Copy every line with the string "πλοίου" in it.

───── Input data ─────

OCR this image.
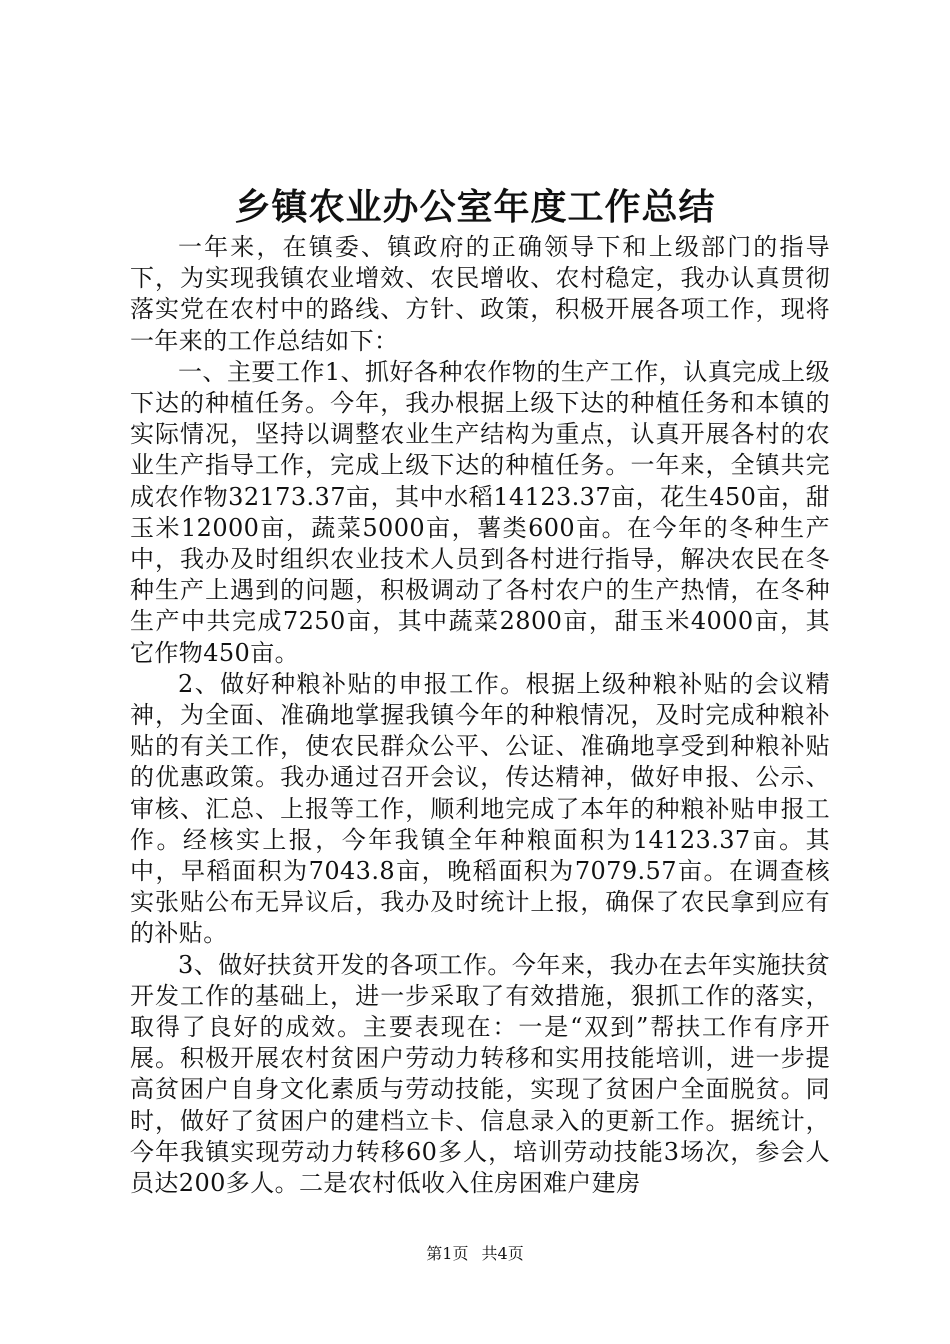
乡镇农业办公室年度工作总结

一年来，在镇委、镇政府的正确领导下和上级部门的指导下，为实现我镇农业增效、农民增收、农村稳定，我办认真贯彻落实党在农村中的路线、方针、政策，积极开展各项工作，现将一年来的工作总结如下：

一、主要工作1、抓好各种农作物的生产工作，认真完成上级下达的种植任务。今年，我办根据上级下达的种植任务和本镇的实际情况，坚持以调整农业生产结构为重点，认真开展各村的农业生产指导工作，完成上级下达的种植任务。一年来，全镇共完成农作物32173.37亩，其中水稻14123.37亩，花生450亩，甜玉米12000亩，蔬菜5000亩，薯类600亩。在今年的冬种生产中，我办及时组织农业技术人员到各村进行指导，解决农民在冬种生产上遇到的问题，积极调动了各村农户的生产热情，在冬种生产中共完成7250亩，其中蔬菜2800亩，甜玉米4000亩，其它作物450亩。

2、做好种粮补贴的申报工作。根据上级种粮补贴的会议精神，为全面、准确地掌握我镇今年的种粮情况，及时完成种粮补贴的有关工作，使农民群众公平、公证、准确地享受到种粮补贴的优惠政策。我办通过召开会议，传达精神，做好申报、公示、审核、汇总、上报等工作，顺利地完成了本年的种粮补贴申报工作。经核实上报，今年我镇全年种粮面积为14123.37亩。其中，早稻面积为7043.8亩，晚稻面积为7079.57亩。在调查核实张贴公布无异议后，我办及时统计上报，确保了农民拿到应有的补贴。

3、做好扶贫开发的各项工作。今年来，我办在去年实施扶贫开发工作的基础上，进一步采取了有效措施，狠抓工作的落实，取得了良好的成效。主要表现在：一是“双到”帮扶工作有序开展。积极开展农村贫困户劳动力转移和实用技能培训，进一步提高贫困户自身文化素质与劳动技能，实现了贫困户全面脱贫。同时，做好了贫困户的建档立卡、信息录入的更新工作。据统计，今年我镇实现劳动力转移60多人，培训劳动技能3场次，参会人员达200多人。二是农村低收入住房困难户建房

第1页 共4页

─────
───── Input data ─────

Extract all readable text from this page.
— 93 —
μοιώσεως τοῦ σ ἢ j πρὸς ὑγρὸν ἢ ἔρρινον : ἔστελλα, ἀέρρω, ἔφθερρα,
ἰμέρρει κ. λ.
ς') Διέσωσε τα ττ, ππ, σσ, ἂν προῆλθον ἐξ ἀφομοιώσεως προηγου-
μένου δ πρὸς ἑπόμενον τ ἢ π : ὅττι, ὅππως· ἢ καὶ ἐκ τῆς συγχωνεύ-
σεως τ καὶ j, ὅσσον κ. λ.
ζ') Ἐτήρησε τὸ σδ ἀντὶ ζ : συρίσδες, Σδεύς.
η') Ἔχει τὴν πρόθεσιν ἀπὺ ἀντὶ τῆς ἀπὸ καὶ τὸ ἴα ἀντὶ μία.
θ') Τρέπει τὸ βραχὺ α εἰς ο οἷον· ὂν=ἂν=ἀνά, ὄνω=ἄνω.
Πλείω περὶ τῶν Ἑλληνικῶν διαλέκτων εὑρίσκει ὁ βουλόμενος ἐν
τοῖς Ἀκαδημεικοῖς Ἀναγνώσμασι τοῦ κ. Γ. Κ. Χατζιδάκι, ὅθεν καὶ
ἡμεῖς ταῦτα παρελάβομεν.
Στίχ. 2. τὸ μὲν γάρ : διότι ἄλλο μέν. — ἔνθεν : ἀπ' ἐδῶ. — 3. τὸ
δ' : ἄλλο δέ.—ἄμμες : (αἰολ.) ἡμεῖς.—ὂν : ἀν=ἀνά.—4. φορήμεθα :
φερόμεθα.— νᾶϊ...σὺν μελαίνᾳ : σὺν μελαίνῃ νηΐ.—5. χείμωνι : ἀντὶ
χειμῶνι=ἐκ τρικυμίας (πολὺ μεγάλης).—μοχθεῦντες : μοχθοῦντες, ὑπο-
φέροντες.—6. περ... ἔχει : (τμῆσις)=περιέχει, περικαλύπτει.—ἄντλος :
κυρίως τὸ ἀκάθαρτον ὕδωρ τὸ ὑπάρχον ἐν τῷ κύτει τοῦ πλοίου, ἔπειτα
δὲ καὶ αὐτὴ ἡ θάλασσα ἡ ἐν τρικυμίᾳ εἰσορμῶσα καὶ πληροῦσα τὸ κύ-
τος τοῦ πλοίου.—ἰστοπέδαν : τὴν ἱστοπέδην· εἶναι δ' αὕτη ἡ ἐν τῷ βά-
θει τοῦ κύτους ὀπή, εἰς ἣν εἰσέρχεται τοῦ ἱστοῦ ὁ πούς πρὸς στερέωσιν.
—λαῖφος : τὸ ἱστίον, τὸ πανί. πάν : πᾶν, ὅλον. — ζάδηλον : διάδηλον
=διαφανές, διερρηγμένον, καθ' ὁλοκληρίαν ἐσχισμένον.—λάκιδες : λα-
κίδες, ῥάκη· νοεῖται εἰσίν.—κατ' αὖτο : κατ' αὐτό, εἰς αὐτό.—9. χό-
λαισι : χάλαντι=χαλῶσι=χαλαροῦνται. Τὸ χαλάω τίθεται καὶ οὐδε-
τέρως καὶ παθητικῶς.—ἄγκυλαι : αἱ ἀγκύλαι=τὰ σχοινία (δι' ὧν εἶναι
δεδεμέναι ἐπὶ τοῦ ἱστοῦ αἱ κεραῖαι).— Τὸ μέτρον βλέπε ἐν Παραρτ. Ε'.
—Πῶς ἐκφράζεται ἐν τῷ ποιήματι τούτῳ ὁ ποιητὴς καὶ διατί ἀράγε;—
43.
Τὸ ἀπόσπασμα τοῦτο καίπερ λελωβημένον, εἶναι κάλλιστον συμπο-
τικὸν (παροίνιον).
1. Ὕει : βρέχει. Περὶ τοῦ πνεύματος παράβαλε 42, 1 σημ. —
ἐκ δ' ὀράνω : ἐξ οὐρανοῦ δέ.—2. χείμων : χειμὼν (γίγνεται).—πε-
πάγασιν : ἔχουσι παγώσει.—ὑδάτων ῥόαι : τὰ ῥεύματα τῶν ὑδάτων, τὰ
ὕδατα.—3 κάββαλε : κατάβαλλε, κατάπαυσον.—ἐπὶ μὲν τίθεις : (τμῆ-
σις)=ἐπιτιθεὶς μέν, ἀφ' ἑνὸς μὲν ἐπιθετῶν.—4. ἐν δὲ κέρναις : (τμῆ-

─────

The reply:
κυρίως τὸ ἀκάθαρτον ὕδωρ τὸ ὑπάρχον ἐν τῷ κύτει τοῦ πλοίου, ἔπειτα
τος τοῦ πλοίου.—ἰστοπέδαν : τὴν ἱστοπέδην· εἶναι δ' αὕτη ἡ ἐν τῷ βά-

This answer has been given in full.